● What you have to do:
Note how many lines hold the string "this" and give that number without any other words.

┌──

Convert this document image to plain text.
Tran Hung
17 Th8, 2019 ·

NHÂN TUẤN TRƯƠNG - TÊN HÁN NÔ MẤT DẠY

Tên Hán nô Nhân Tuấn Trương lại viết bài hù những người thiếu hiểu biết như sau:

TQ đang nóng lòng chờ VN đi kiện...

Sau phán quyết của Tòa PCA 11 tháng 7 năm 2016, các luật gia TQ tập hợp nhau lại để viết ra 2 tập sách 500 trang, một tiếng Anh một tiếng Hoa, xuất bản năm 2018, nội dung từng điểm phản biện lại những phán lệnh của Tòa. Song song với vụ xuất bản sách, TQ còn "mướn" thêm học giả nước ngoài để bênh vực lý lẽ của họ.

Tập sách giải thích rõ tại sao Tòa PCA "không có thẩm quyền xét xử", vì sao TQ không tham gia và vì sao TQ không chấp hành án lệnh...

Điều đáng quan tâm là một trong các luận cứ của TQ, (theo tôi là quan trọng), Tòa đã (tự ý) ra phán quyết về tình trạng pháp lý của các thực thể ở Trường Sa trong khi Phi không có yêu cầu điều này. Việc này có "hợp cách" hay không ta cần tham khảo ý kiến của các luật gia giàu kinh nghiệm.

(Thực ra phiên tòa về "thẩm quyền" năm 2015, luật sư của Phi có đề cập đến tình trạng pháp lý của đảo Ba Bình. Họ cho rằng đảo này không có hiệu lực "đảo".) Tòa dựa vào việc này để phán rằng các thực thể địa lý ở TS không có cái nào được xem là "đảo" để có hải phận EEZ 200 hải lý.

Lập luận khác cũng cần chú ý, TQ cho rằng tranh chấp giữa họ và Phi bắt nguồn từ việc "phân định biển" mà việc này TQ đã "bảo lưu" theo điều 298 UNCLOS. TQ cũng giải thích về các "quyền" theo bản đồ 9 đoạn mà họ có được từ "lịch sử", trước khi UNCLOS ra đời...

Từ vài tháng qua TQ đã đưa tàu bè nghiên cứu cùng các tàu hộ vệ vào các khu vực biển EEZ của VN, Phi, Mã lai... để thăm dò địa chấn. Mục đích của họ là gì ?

└──
┌──

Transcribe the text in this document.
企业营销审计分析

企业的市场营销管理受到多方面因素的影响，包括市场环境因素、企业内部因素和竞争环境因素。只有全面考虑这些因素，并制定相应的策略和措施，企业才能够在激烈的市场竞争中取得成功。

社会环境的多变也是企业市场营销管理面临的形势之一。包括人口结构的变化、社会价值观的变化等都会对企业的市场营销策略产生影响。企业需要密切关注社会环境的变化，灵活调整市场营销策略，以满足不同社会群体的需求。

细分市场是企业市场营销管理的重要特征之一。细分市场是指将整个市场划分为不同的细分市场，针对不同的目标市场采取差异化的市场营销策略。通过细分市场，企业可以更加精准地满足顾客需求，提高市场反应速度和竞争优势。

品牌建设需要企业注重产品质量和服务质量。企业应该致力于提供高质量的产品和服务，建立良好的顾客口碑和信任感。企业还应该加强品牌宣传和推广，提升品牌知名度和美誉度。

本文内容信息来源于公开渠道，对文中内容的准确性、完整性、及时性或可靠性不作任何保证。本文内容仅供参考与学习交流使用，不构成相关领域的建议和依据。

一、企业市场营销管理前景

└──
┌──

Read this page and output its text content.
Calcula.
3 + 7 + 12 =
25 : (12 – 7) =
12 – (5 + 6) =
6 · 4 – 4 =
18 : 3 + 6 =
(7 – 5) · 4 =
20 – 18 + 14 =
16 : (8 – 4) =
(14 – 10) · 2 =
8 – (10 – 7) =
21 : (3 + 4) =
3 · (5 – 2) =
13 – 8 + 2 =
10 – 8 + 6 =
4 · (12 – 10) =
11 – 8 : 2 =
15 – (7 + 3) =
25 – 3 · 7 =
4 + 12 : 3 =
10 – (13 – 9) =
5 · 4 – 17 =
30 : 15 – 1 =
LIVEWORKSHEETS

└──

● Written solution:
3